- **TASK TO CARRY OUT**:
Output every entry exactly as written, skipping any pictures.
------------------------------------------------------------------------
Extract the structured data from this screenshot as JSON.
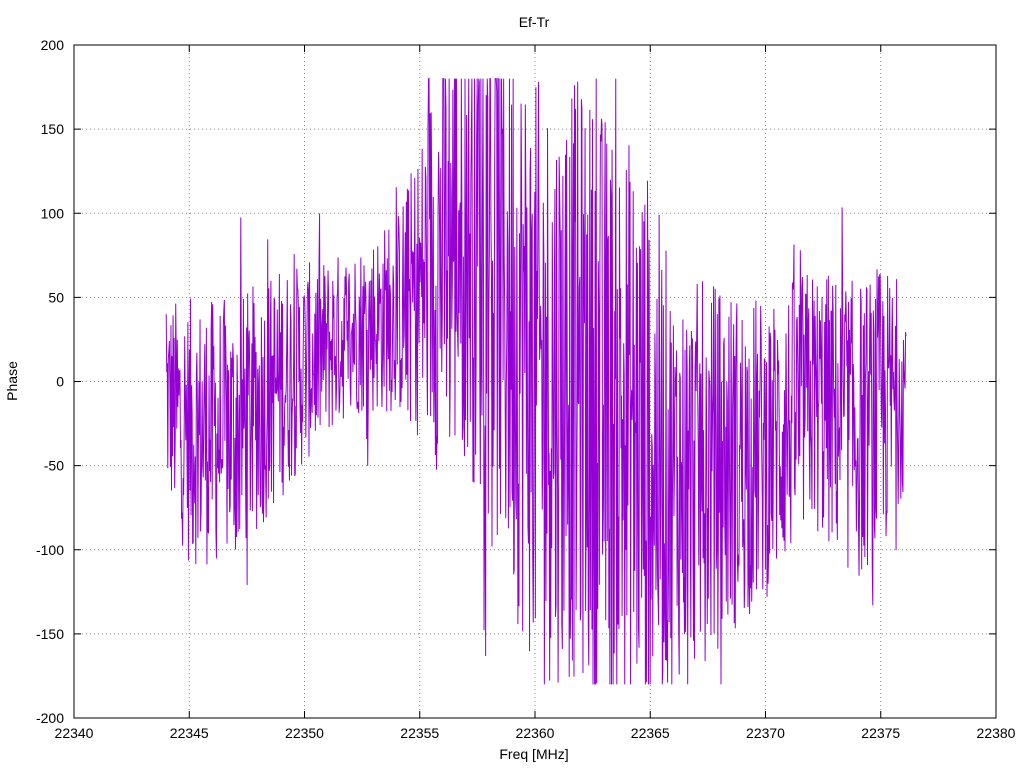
{
  "chart_data": {
    "type": "line",
    "title": "Ef-Tr",
    "xlabel": "Freq [MHz]",
    "ylabel": "Phase",
    "xlim": [
      22340,
      22380
    ],
    "ylim": [
      -200,
      200
    ],
    "x_ticks": [
      22340,
      22345,
      22350,
      22355,
      22360,
      22365,
      22370,
      22375,
      22380
    ],
    "y_ticks": [
      -200,
      -150,
      -100,
      -50,
      0,
      50,
      100,
      150,
      200
    ],
    "grid": true,
    "legend": "none",
    "series": [
      {
        "color": "#9400d3",
        "x_start": 22344.0,
        "x_end": 22376.1,
        "points": 1400,
        "envelope_x": [
          22344.0,
          22345,
          22347,
          22349,
          22350,
          22352,
          22354,
          22355,
          22356,
          22357,
          22358,
          22360,
          22362,
          22364,
          22365,
          22366,
          22368,
          22370,
          22372,
          22374,
          22375,
          22376.1
        ],
        "envelope_center": [
          -10,
          -30,
          -30,
          0,
          10,
          30,
          40,
          55,
          80,
          100,
          90,
          0,
          0,
          -30,
          -40,
          -60,
          -50,
          -40,
          -10,
          -30,
          -20,
          0
        ],
        "envelope_spread": [
          60,
          80,
          80,
          70,
          60,
          50,
          60,
          90,
          140,
          150,
          175,
          180,
          180,
          180,
          165,
          120,
          110,
          90,
          80,
          90,
          90,
          60
        ]
      }
    ]
  }
}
------------------------------------------------------------------------
- **OUTPUT OF THE EXERCISE**:
Extract the structured data from this screenshot as JSON.
{
  "chart_data": {
    "type": "line",
    "title": "Ef-Tr",
    "xlabel": "Freq [MHz]",
    "ylabel": "Phase",
    "xlim": [
      22340,
      22380
    ],
    "ylim": [
      -200,
      200
    ],
    "x_ticks": [
      22340,
      22345,
      22350,
      22355,
      22360,
      22365,
      22370,
      22375,
      22380
    ],
    "y_ticks": [
      -200,
      -150,
      -100,
      -50,
      0,
      50,
      100,
      150,
      200
    ],
    "grid": true,
    "legend": "none",
    "series": [
      {
        "color": "#9400d3",
        "x_start": 22344.0,
        "x_end": 22376.1,
        "points": 1400,
        "envelope_x": [
          22344.0,
          22345,
          22347,
          22349,
          22350,
          22352,
          22354,
          22355,
          22356,
          22357,
          22358,
          22360,
          22362,
          22364,
          22365,
          22366,
          22368,
          22370,
          22372,
          22374,
          22375,
          22376.1
        ],
        "envelope_center": [
          -10,
          -30,
          -30,
          0,
          10,
          30,
          40,
          55,
          80,
          100,
          90,
          0,
          0,
          -30,
          -40,
          -60,
          -50,
          -40,
          -10,
          -30,
          -20,
          0
        ],
        "envelope_spread": [
          60,
          80,
          80,
          70,
          60,
          50,
          60,
          90,
          140,
          150,
          175,
          180,
          180,
          180,
          165,
          120,
          110,
          90,
          80,
          90,
          90,
          60
        ]
      }
    ]
  }
}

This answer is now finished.